Plotting Maps of Top 10 Neighborhood where Sale Price of House is at Maximum
The R code generates an interactive Leaflet map showcasing median sale prices in selected Ames, Iowa neighborhoods. Markers are color-coded—red for homes above $200,000 and blue for those below. The map includes polylines and a polygon to highlight top-priced neighborhoods and offers interactive features like zoom controls and layer toggles, aiding stakeholders in analyzing the real estate market efficiently.
median_prices <- ames_housing %>%
group_by(Neighborhood) %>%
summarize(MedianSalePrice = median(SalePrice, na.rm = TRUE), .groups = 'drop')
neighborhoods_from_plot <- c("Blmngtn", "ClearCr", "CollgCr", "Crawfor", "NoRidge",
"NridgHt", "Somrst", "StoneBr", "Timber", "Veenker")
filtered_data <- median_prices %>%
filter(Neighborhood %in% neighborhoods_from_plot)
# Manually inputing coordinates for Ames Neighborhood
neighborhood_coords <- data.frame(
Neighborhood = neighborhoods_from_plot,
Latitude = c(42.05905, 41.6668, 42.02109528, 42.020579, 42.05055618,
42.05963516, 41.6449, 42.06128, 41.72098, 42.02369),
Longitude = c(-93.63793, -93.6668, -93.68562317, -95.3811884, -93.62717438,
-93.65499878, -91.48731, -93.63313, -91.47446, -93.64669)
)
full_data <- merge(neighborhood_coords, filtered_data, by = "Neighborhood")
pal <- colorNumeric(palette = "Viridis", domain = full_data$MedianSalePrice)

→ **Given request a**
Please format the listing from the line containing "- legend-label: 音乐: [592, 352, 620, 369]" through the line containing "- data-label: 4%: [203, 580, 222, 594]" as a Markdown table with two columns, Row for a running number and Line for the line itself, leaving out any blank lines.
The R code excerpt and the listing are unrelated to each other.

→ **Recorded data**
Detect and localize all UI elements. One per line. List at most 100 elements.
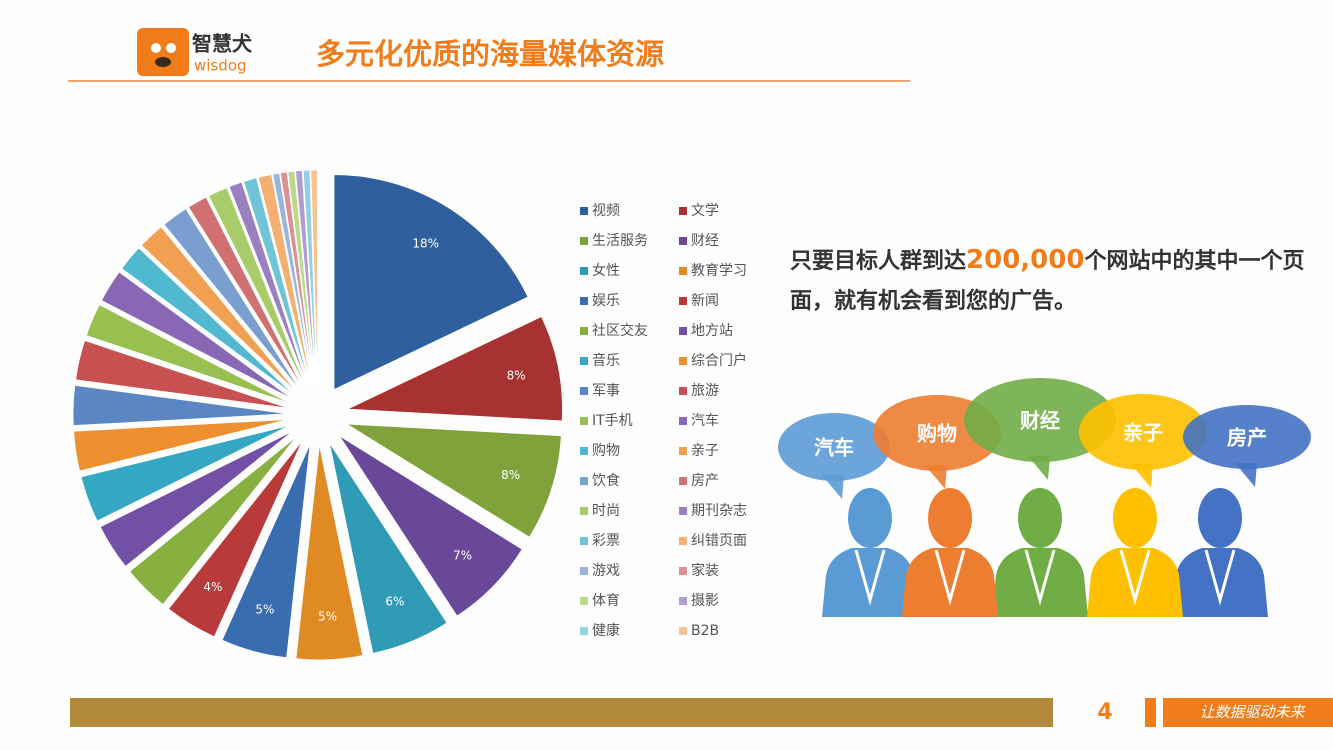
- legend-label: 音乐: [592, 352, 620, 369]
- legend-label: 视频: [592, 203, 620, 219]
- pie-slice: [208, 187, 307, 388]
- legend-swatch: [580, 537, 588, 545]
- footer-slogan: 让数据驱动未来: [1199, 703, 1306, 721]
- data-label: 4%: [203, 580, 222, 594]
- legend-label: 财经: [691, 233, 719, 249]
- legend-swatch: [679, 417, 687, 425]
- legend-swatch: [580, 507, 588, 515]
- legend-swatch: [580, 567, 588, 575]
- legend-label: 家装: [691, 562, 719, 579]
- legend-swatch: [580, 237, 588, 245]
- bubble: [964, 378, 1116, 462]
- pie-slice: [339, 435, 523, 617]
- legend-label: 新闻: [691, 293, 719, 309]
- legend-swatch: [679, 627, 687, 635]
- pie-slice: [129, 435, 298, 606]
- pie-slice: [310, 169, 318, 386]
- legend-swatch: [580, 207, 588, 215]
- legend-label: 娱乐: [592, 293, 620, 309]
- person-collar: [1204, 549, 1236, 606]
- legend-label: 文学: [691, 203, 719, 219]
- pie-slice: [73, 419, 289, 472]
- person-head: [848, 488, 892, 548]
- logo-icon: [137, 28, 189, 76]
- pie-slice: [228, 181, 309, 387]
- legend-label: 彩票: [592, 533, 620, 549]
- data-label: 6%: [385, 594, 404, 608]
- legend-swatch: [679, 387, 687, 395]
- legend-label: 综合门户: [691, 352, 747, 369]
- bubble-label: 购物: [917, 422, 957, 446]
- data-label: 5%: [318, 609, 337, 623]
- pie-slice: [85, 304, 291, 404]
- legend-label: 亲子: [691, 443, 719, 459]
- legend-swatch: [679, 237, 687, 245]
- legend-label: 女性: [592, 262, 620, 279]
- pie-slice: [72, 384, 289, 427]
- pie-slice: [121, 247, 296, 397]
- bubble-tail: [1131, 464, 1153, 488]
- pie-slice: [279, 171, 315, 386]
- person-collar: [1119, 549, 1151, 606]
- legend-swatch: [580, 327, 588, 335]
- bubble-tail: [1028, 456, 1050, 480]
- legend-swatch: [580, 267, 588, 275]
- pie-slice: [346, 423, 562, 538]
- pie-slice: [100, 271, 293, 400]
- person-body: [902, 548, 998, 617]
- legend-label: 饮食: [592, 472, 620, 489]
- legend-label: 健康: [592, 622, 620, 639]
- legend-swatch: [580, 297, 588, 305]
- person-collar: [854, 549, 886, 606]
- legend-swatch: [679, 357, 687, 365]
- legend-swatch: [580, 597, 588, 605]
- bubble-label: 汽车: [814, 436, 854, 460]
- pie-slice: [163, 208, 301, 391]
- legend-label: B2B: [691, 623, 719, 639]
- legend-swatch: [580, 417, 588, 425]
- person-head: [928, 488, 972, 548]
- legend-swatch: [679, 267, 687, 275]
- legend-swatch: [580, 387, 588, 395]
- footer-mark: [1145, 698, 1156, 727]
- pie-slice: [167, 440, 303, 638]
- bubble-label: 亲子: [1123, 421, 1163, 445]
- pie-slice: [243, 177, 311, 387]
- logo-eye: [166, 43, 176, 53]
- legend-label: 教育学习: [691, 263, 747, 279]
- logo-eye: [151, 43, 161, 53]
- pie-slice: [347, 316, 563, 422]
- legend-label: IT手机: [592, 413, 633, 429]
- person-body: [822, 548, 918, 617]
- legend-label: 纠错页面: [691, 533, 747, 549]
- pie-slice: [257, 174, 312, 386]
- bubble-tail: [822, 475, 844, 499]
- pie-slice: [287, 170, 316, 386]
- legend-swatch: [679, 207, 687, 215]
- pie-slice: [333, 174, 529, 391]
- data-label: 7%: [453, 549, 472, 563]
- pie-slice: [295, 170, 317, 386]
- message-text: 只要目标人群到达: [790, 249, 967, 274]
- illustration: 汽车 购物 财经 亲子 房产: [778, 378, 1311, 617]
- legend-swatch: [679, 297, 687, 305]
- bubble-tail: [1235, 463, 1257, 487]
- legend-label: 社区交友: [592, 322, 648, 339]
- pie-slice: [140, 226, 298, 394]
- logo-nose: [155, 57, 171, 67]
- legend-label: 房产: [691, 473, 719, 489]
- person-body: [1087, 548, 1183, 617]
- person-collar: [934, 549, 966, 606]
- legend-label: 地方站: [691, 323, 733, 339]
- legend-swatch: [679, 537, 687, 545]
- legend-swatch: [580, 627, 588, 635]
- bubble: [778, 413, 890, 481]
- footer-bar: [70, 698, 1053, 727]
- person-head: [1113, 488, 1157, 548]
- legend-label: 游戏: [592, 563, 620, 579]
- legend-swatch: [580, 357, 588, 365]
- legend-swatch: [580, 477, 588, 485]
- legend-label: 摄影: [691, 593, 719, 609]
- legend-label: 时尚: [592, 503, 620, 519]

→ **Given request b**
Quote the R code excerpt word for word, covering the stretch from "median_prices <- ames_housing" through "-93.63313, -91.47446, -93.64669)".

→ **Written reply a**
| Row | Line |
|---|---|
| 1 | - legend-label: 音乐: [592, 352, 620, 369] |
| 2 | - legend-label: 视频: [592, 203, 620, 219] |
| 3 | - pie-slice: [208, 187, 307, 388] |
| 4 | - legend-swatch: [580, 537, 588, 545] |
| 5 | - footer-slogan: 让数据驱动未来: [1199, 703, 1306, 721] |
| 6 | - data-label: 4%: [203, 580, 222, 594] |

→ **Written reply b**
median_prices <- ames_housing %>%
group_by(Neighborhood) %>%
summarize(MedianSalePrice = median(SalePrice, na.rm = TRUE), .groups = 'drop')
neighborhoods_from_plot <- c("Blmngtn", "ClearCr", "CollgCr", "Crawfor", "NoRidge",
"NridgHt", "Somrst", "StoneBr", "Timber", "Veenker")
filtered_data <- median_prices %>%
filter(Neighborhood %in% neighborhoods_from_plot)
# Manually inputing coordinates for Ames Neighborhood
neighborhood_coords <- data.frame(
Neighborhood = neighborhoods_from_plot,
Latitude = c(42.05905, 41.6668, 42.02109528, 42.020579, 42.05055618,
42.05963516, 41.6449, 42.06128, 41.72098, 42.02369),
Longitude = c(-93.63793, -93.6668, -93.68562317, -95.3811884, -93.62717438,
-93.65499878, -91.48731, -93.63313, -91.47446, -93.64669)